◆ QUOTED TEXT
— Begin —

Tiny Homes for the Homeless Made of Salvaged and Recycled Materials


Artist Gregory Kloehn has been quietly addressing the problem of homelessness in Oakland by building a number of unique, tiny homes for the homeless using repurposed and salvaged materials. This initiative is called the Homeless Homes Project and through it, Gregory has already provided several homes for the area’s homeless. To build the homes, he uses primarily illegally dumped garbage and industrial waste solving several problems at once.

To build these tiny homes, Gregory uses anything that can somehow become part of a home, including a discarded washing machine front, which is used as a window, as well as bed frames, sofa frames, and even refrigerator shelves. The main building blocks he uses to build these homes are pallets, plywood, OSB, packing crates and more. The pellets are normally used to build the basic frame and base, though he also uses more creative building blocks such as car consoles. When searching for building materials, Gregory looks for anything that consists of real wood, tempered glass and sturdy frames. He then buys the nails, screws, glue, paint brushes and saw blades needed to turn the refuse into homes. When a home is completed, he pushes it into the street, takes a few photos and then gives it away.

— End —

◆ PROVIDED DATA
— Begin —

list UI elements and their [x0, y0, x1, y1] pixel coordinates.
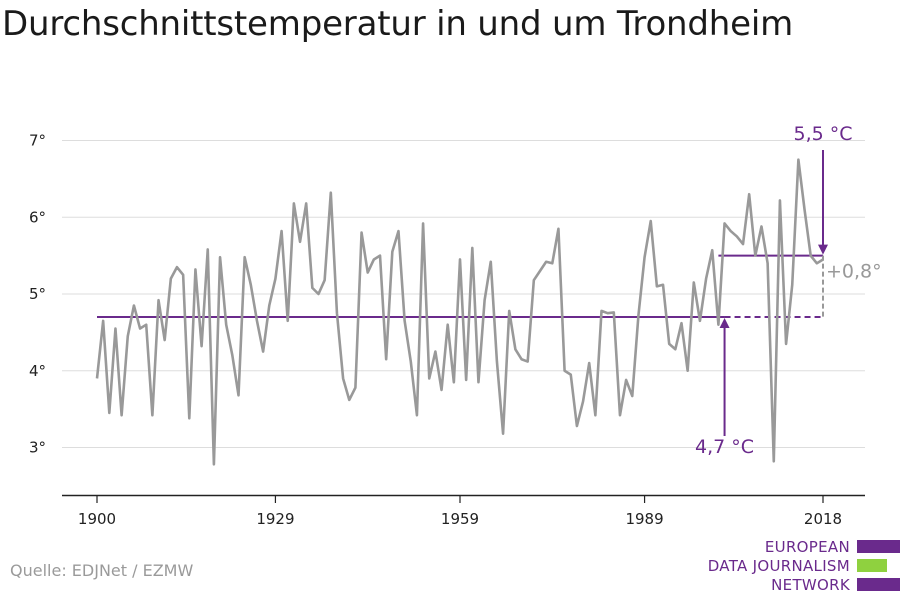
y-tick-label: 3°: [29, 439, 46, 457]
series-line: [95, 158, 824, 466]
y-tick-label: 7°: [29, 132, 46, 150]
x-tick-label: 2018: [804, 510, 842, 528]
logo-bar-green: [857, 559, 887, 572]
y-tick-label: 4°: [29, 362, 46, 380]
logo-line-2: DATA JOURNALISM: [707, 557, 850, 575]
logo-bar-purple-top: [857, 540, 900, 553]
y-tick-label: 5°: [29, 285, 46, 303]
y-axis-ticks: 3° 4° 5° 6° 7°: [29, 132, 46, 457]
chart-title: Durchschnittstemperatur in und um Trondh…: [2, 4, 794, 44]
annotation-delta-label: +0,8°: [826, 260, 882, 282]
logo-bar-purple-bottom: [857, 578, 900, 591]
x-tick-label: 1989: [625, 510, 663, 528]
annotation-label-recent-mean: 5,5 °C: [793, 123, 852, 145]
source-note: Quelle: EDJNet / EZMW: [10, 561, 194, 580]
annotation-arrowhead-baseline: [719, 318, 730, 329]
x-tick-label: 1959: [441, 510, 479, 528]
annotation-label-baseline-mean: 4,7 °C: [695, 436, 754, 458]
logo-line-1: EUROPEAN: [764, 538, 850, 556]
reference-lines: [97, 254, 823, 319]
x-axis-ticks: 1900 1929 1959 1989 2018: [78, 495, 842, 528]
y-tick-label: 6°: [29, 208, 46, 226]
logo-line-3: NETWORK: [771, 576, 850, 594]
annotation-arrowhead-recent: [818, 244, 828, 255]
x-tick-label: 1929: [256, 510, 294, 528]
edjnet-logo: EUROPEAN DATA JOURNALISM NETWORK: [700, 538, 900, 598]
annotations: 5,5 °C 4,7 °C +0,8°: [695, 123, 882, 458]
x-tick-label: 1900: [78, 510, 116, 528]
series-group: [95, 158, 824, 466]
grid-lines: [62, 140, 865, 448]
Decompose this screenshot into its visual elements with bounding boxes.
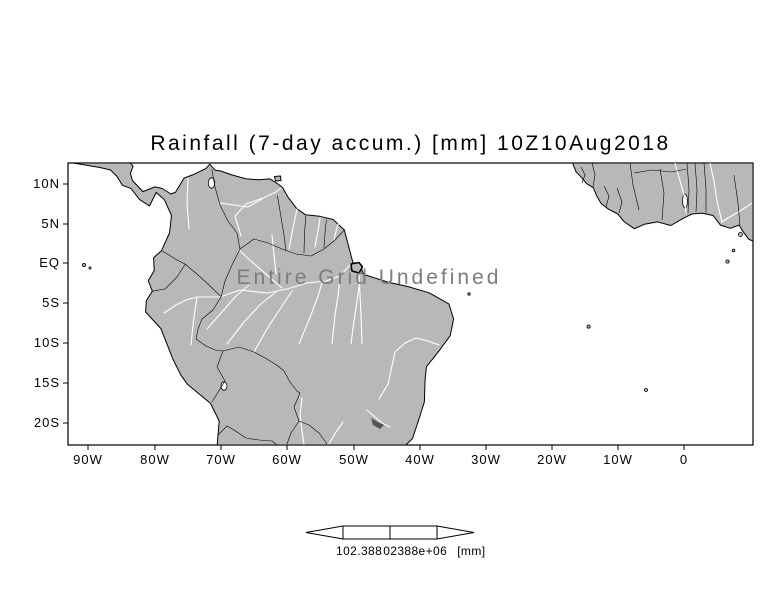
y-tick-label-eq: EQ (39, 255, 60, 270)
magdalena-river (186, 177, 190, 230)
marajo-island (350, 261, 364, 274)
landmasses (72, 163, 753, 445)
paraguay-river (299, 397, 305, 445)
y-tick-label-5n: 5N (41, 216, 60, 231)
rio-negro (238, 249, 283, 289)
orinoco-river (234, 187, 282, 237)
x-tick-label-20w: 20W (537, 452, 567, 467)
colorbar-value-2: 02388e+06 (383, 544, 448, 558)
reservoir-cluster (371, 418, 384, 429)
y-tick-label-5s: 5S (42, 295, 60, 310)
lake-titicaca (220, 381, 228, 391)
lake-maracaibo (207, 177, 216, 189)
y-tick-label-10s: 10S (33, 335, 60, 350)
x-tick-label-60w: 60W (272, 452, 302, 467)
africa-landmass (572, 163, 753, 242)
y-tick-label-10n: 10N (33, 176, 60, 191)
x-tick-label-90w: 90W (73, 452, 103, 467)
rivers (163, 163, 753, 445)
x-tick-label-50w: 50W (339, 452, 369, 467)
x-tick-label-10w: 10W (603, 452, 633, 467)
x-tick-label-30w: 30W (471, 452, 501, 467)
axis-ticks (63, 183, 685, 450)
undefined-grid-message: Entire Grid Undefined (236, 266, 502, 289)
x-tick-label-70w: 70W (206, 452, 236, 467)
colorbar (305, 525, 475, 540)
sao-francisco-river (378, 337, 440, 400)
lakes (207, 177, 688, 391)
y-tick-label-15s: 15S (33, 375, 60, 390)
x-tick-label-0: 0 (679, 452, 689, 467)
amazon-river (196, 264, 351, 298)
niger-river (709, 163, 723, 223)
x-tick-label-80w: 80W (140, 452, 170, 467)
volta-river (674, 163, 687, 214)
trinidad-island (274, 175, 282, 182)
map-plot (63, 162, 754, 450)
south-america-landmass (72, 163, 455, 445)
y-tick-label-20s: 20S (33, 415, 60, 430)
atlantic-islands (81, 232, 743, 392)
x-tick-label-40w: 40W (405, 452, 435, 467)
colorbar-value-1: 102.388 (336, 544, 383, 558)
plot-title: Rainfall (7-day accum.) [mm] 10Z10Aug201… (150, 132, 671, 155)
colorbar-units: [mm] (457, 544, 486, 558)
country-borders (152, 163, 741, 445)
colorbar-labels: 102.38802388e+06 [mm] (336, 544, 485, 558)
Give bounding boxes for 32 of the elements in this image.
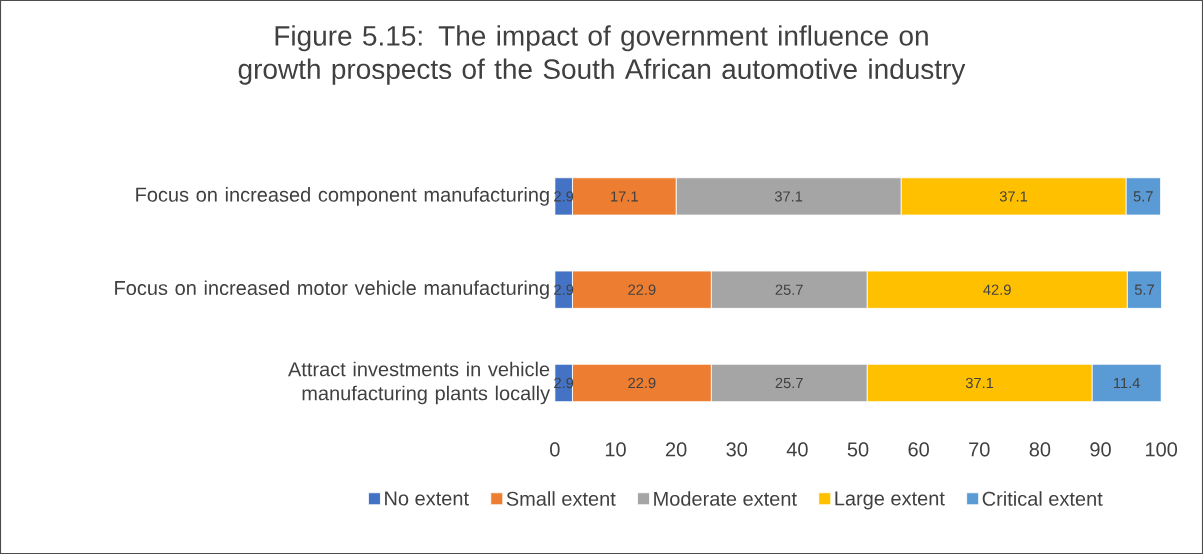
y-tick-label: Attract investments in vehicle manufacturing plants locally [288,361,551,405]
x-tick-label: 100 [1146,442,1178,457]
chart-title: Figure 5.15: The impact of government influence on growth prospects of the South African automotive industry [238,25,966,85]
x-tick-label: 40 [786,442,808,457]
x-tick-label: 30 [726,442,748,457]
x-tick-label: 70 [969,442,990,457]
x-tick-label: 20 [666,442,687,457]
data-label: 37.1 [774,191,803,202]
data-label: 42.9 [983,284,1011,295]
data-label: 25.7 [775,377,803,389]
x-tick-label: 60 [908,442,929,457]
x-tick-label: 0 [550,442,560,457]
legend-label: Moderate extent [654,491,797,506]
y-tick-label: Focus on increased motor vehicle manufacturing [115,280,549,299]
legend-label: Small extent [506,491,616,506]
legend-label: Critical extent [982,491,1103,506]
data-label: 22.9 [628,284,656,295]
legend-label: Large extent [835,491,945,510]
data-label: 37.1 [999,191,1028,202]
x-tick-label: 80 [1029,442,1051,457]
data-label: 11.4 [1113,377,1140,388]
x-tick-label: 10 [605,442,626,457]
data-label: 25.7 [775,284,803,295]
data-label: 17.1 [611,191,638,202]
data-label: 5.7 [1134,284,1154,295]
data-label: 5.7 [1133,191,1153,202]
data-label: 22.9 [628,377,656,389]
legend-label: No extent [385,491,469,506]
y-tick-label: Focus on increased component manufacturing [136,187,549,206]
x-tick-label: 50 [847,442,869,457]
x-tick-label: 90 [1090,442,1111,457]
data-label: 37.1 [965,377,994,389]
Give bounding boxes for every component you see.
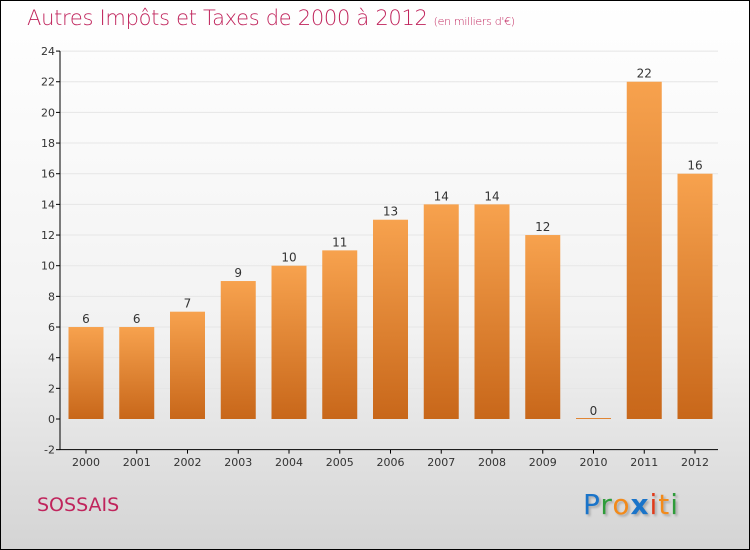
y-tick-label: 10 [41, 260, 55, 273]
x-tick-label: 2003 [224, 456, 252, 469]
logo-letter: i [670, 488, 680, 521]
bar-2007 [423, 204, 459, 419]
bar-2004 [271, 265, 307, 419]
bar-2006 [373, 219, 408, 419]
town-name: SOSSAIS [37, 494, 120, 516]
chart-subtitle: (en milliers d'€) [433, 15, 515, 28]
data-label-2011: 22 [637, 67, 652, 81]
data-label-2012: 16 [687, 159, 702, 173]
x-tick-label: 2002 [174, 456, 202, 469]
data-label-2000: 6 [82, 312, 90, 326]
y-tick-label: 18 [41, 137, 55, 150]
x-tick-label: 2007 [427, 456, 455, 469]
x-tick-label: 2000 [72, 456, 100, 469]
data-label-2010: 0 [590, 404, 598, 418]
x-tick-label: 2010 [580, 456, 608, 469]
data-label-2001: 6 [133, 312, 141, 326]
x-tick-label: 2005 [326, 456, 354, 469]
data-label-2009: 12 [535, 220, 550, 234]
chart-title: Autres Impôts et Taxes de 2000 à 2012 (en… [27, 6, 515, 30]
logo-letter: t [658, 488, 671, 521]
y-tick-label: -2 [44, 444, 55, 457]
data-label-2003: 9 [234, 266, 242, 280]
bar-2009 [525, 235, 561, 419]
y-tick-label: 4 [48, 352, 55, 365]
y-tick-label: 8 [48, 290, 55, 303]
y-tick-label: 0 [48, 413, 55, 426]
data-label-2004: 10 [281, 251, 296, 265]
logo-letter: r [600, 488, 613, 521]
y-tick-label: 24 [41, 45, 55, 58]
y-tick-label: 12 [41, 229, 55, 242]
proxiti-logo[interactable]: Proxiti [583, 488, 679, 521]
data-label-2008: 14 [484, 189, 499, 203]
logo-letter: P [583, 488, 601, 521]
bar-2000 [68, 327, 104, 419]
y-tick-label: 20 [41, 106, 55, 119]
logo-letter: x [630, 488, 650, 521]
bar-2010 [576, 418, 611, 419]
x-tick-label: 2006 [377, 456, 405, 469]
bar-2001 [119, 327, 155, 419]
y-tick-label: 2 [48, 382, 55, 395]
y-tick-label: 14 [41, 198, 55, 211]
y-tick-label: 22 [41, 76, 55, 89]
y-tick-label: 16 [41, 168, 55, 181]
bar-2005 [322, 250, 358, 419]
y-tick-label: 6 [48, 321, 55, 334]
x-tick-label: 2011 [630, 456, 658, 469]
data-label-2006: 13 [383, 205, 398, 219]
data-label-2007: 14 [434, 189, 449, 203]
bar-2008 [474, 204, 510, 419]
title-text: Autres Impôts et Taxes de 2000 à 2012 [27, 6, 428, 30]
bar-2002 [170, 311, 205, 419]
data-label-2002: 7 [184, 297, 192, 311]
x-tick-label: 2009 [529, 456, 557, 469]
bar-2012 [677, 173, 713, 419]
bar-2003 [220, 281, 256, 419]
x-tick-label: 2004 [275, 456, 303, 469]
x-tick-label: 2008 [478, 456, 506, 469]
data-label-2005: 11 [332, 235, 347, 249]
logo-letter: o [612, 488, 631, 521]
logo-letter: i [649, 488, 659, 521]
bar-2011 [626, 81, 662, 420]
x-tick-label: 2012 [681, 456, 709, 469]
x-tick-label: 2001 [123, 456, 151, 469]
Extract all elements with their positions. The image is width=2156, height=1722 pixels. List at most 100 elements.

— End —

◆ INSTRUCTIONS TO FOLLOW
Can you print the stretch of the tiny homes article above from "Tiny Homes for the Homeless Made" through "problems at once.", word for word?

◆ EXERCISE ANSWER
Tiny Homes for the Homeless Made of Salvaged and Recycled Materials


Artist Gregory Kloehn has been quietly addressing the problem of homelessness in Oakland by building a number of unique, tiny homes for the homeless using repurposed and salvaged materials. This initiative is called the Homeless Homes Project and through it, Gregory has already provided several homes for the area’s homeless. To build the homes, he uses primarily illegally dumped garbage and industrial waste solving several problems at once.